-- start Exercise data --

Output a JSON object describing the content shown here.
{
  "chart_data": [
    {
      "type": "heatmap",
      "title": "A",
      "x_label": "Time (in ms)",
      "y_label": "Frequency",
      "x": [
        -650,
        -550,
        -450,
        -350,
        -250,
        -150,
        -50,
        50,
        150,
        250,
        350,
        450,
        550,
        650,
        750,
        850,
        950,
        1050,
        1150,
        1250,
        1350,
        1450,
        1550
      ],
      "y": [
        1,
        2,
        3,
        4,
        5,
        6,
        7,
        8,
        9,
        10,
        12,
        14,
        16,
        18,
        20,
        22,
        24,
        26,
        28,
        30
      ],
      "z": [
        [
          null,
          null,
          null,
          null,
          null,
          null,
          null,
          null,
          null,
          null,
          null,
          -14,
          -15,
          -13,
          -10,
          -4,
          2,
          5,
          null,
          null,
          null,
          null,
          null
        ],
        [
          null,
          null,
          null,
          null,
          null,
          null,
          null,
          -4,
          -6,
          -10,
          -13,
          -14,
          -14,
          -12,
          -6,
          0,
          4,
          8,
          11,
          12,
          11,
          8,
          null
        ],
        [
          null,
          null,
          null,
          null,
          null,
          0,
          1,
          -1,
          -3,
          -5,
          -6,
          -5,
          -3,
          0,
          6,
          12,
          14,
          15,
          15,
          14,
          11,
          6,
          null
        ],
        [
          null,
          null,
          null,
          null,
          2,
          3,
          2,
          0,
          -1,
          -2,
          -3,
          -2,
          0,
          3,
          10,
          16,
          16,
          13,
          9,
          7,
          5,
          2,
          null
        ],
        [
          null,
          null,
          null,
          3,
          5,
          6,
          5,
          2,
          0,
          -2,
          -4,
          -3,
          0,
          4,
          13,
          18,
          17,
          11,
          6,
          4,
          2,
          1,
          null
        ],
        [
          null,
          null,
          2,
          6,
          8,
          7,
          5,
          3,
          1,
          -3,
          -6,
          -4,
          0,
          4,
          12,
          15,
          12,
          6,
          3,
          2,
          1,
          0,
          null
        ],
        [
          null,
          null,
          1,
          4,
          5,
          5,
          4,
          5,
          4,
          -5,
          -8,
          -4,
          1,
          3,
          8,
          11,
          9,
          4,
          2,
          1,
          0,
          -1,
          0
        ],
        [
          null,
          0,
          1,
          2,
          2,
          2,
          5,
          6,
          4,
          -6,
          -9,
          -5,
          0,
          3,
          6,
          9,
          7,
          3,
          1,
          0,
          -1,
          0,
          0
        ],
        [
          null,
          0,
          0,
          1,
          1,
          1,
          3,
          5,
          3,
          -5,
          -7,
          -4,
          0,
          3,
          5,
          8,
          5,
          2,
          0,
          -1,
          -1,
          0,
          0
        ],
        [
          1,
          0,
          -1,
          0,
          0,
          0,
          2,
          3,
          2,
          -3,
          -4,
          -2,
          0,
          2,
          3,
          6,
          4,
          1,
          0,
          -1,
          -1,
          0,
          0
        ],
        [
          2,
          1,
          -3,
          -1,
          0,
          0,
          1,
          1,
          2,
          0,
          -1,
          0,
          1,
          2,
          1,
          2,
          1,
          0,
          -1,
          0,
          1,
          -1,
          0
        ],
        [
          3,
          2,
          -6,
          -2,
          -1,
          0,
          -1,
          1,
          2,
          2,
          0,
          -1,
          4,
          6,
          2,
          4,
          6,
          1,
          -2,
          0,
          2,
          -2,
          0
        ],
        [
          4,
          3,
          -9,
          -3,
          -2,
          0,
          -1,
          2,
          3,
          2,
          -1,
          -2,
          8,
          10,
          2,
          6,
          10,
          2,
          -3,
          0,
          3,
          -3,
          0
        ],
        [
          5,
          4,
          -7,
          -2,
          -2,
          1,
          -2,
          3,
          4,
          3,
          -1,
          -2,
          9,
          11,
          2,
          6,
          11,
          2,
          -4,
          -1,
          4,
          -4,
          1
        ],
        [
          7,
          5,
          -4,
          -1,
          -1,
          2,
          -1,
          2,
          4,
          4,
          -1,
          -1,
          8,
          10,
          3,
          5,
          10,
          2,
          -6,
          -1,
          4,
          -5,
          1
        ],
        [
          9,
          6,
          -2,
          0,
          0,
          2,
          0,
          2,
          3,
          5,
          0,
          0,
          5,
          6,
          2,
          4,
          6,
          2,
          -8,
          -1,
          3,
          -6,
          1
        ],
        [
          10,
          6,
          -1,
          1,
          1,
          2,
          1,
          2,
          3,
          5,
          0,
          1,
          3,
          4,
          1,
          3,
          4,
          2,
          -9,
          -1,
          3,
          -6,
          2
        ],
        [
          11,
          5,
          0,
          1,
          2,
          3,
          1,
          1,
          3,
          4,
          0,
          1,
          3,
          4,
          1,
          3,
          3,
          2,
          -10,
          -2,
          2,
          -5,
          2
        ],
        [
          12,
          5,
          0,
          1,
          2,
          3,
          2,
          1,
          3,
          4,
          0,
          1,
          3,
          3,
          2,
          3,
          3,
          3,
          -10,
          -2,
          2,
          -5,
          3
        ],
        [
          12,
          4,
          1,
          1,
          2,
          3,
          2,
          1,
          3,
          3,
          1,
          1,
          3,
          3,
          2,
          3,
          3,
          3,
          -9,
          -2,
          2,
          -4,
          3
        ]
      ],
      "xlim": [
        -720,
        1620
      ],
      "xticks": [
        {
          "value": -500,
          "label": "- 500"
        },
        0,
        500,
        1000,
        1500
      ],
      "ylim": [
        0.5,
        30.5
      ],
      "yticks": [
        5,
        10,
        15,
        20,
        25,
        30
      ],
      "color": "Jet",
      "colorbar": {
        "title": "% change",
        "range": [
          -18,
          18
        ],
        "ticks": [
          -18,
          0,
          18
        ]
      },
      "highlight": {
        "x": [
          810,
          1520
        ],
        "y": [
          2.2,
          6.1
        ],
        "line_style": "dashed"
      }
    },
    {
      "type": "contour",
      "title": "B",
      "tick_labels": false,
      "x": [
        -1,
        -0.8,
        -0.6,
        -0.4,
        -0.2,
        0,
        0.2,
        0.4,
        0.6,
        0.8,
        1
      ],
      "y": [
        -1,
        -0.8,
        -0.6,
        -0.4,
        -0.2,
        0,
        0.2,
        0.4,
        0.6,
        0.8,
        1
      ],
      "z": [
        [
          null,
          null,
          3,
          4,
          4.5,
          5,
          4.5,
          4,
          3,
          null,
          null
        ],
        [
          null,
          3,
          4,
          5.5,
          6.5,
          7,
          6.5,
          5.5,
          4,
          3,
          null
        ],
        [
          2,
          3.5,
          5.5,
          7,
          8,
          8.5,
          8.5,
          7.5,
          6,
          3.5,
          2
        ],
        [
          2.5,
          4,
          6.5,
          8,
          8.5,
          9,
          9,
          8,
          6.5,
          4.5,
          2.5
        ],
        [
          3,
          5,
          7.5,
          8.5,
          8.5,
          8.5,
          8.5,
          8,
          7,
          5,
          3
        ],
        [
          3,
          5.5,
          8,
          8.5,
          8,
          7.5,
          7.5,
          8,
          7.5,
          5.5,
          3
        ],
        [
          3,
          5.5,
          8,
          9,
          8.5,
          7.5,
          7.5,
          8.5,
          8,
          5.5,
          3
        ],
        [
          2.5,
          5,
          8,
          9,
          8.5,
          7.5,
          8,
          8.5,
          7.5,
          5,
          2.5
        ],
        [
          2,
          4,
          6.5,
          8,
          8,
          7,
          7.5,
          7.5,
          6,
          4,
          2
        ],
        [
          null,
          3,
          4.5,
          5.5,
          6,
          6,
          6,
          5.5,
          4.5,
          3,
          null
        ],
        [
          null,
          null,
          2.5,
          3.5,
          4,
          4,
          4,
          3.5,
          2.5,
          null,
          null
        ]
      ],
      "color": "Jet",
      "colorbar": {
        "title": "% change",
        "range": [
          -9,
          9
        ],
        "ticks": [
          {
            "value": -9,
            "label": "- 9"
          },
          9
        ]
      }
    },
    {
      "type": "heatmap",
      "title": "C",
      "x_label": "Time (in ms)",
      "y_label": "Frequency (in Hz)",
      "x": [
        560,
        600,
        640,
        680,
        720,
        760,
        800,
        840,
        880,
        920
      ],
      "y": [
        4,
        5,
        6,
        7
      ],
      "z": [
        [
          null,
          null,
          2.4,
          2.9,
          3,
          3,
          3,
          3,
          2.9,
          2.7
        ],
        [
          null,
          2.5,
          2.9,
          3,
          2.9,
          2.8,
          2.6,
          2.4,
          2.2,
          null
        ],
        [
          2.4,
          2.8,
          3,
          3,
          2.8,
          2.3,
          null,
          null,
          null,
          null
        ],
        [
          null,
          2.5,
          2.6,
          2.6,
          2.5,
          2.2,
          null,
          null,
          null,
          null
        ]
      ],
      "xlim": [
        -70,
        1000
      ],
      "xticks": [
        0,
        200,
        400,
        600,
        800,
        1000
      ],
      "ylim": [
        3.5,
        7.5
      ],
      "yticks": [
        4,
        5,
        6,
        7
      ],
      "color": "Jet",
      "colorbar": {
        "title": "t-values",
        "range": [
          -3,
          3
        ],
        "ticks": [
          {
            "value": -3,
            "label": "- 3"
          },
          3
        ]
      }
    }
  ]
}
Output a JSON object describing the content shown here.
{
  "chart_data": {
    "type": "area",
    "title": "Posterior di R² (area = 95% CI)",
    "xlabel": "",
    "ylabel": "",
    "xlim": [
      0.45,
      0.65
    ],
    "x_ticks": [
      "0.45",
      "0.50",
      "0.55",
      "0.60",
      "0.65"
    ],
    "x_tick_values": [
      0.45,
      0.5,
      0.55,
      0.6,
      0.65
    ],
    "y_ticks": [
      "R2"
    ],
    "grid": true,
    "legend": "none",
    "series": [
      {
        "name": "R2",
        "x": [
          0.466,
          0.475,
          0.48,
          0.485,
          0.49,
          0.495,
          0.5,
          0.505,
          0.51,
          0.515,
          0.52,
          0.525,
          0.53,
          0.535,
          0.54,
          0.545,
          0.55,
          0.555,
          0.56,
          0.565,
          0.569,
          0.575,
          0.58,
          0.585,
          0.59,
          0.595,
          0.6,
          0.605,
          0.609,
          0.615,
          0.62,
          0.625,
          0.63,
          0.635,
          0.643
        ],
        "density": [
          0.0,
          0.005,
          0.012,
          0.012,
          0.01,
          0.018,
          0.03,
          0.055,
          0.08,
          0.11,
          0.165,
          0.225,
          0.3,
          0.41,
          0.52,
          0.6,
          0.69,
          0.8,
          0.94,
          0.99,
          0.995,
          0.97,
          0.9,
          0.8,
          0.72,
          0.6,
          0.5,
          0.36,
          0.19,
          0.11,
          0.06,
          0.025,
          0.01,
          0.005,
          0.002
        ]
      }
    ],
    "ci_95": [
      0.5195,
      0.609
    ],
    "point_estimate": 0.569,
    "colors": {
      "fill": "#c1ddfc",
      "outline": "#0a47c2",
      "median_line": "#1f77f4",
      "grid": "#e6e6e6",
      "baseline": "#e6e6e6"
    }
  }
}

-- end Exercise data --

● **Written problem**: In the listing, find every line with the word "type" and state how many there are, nothing more.

● **Written response**: 4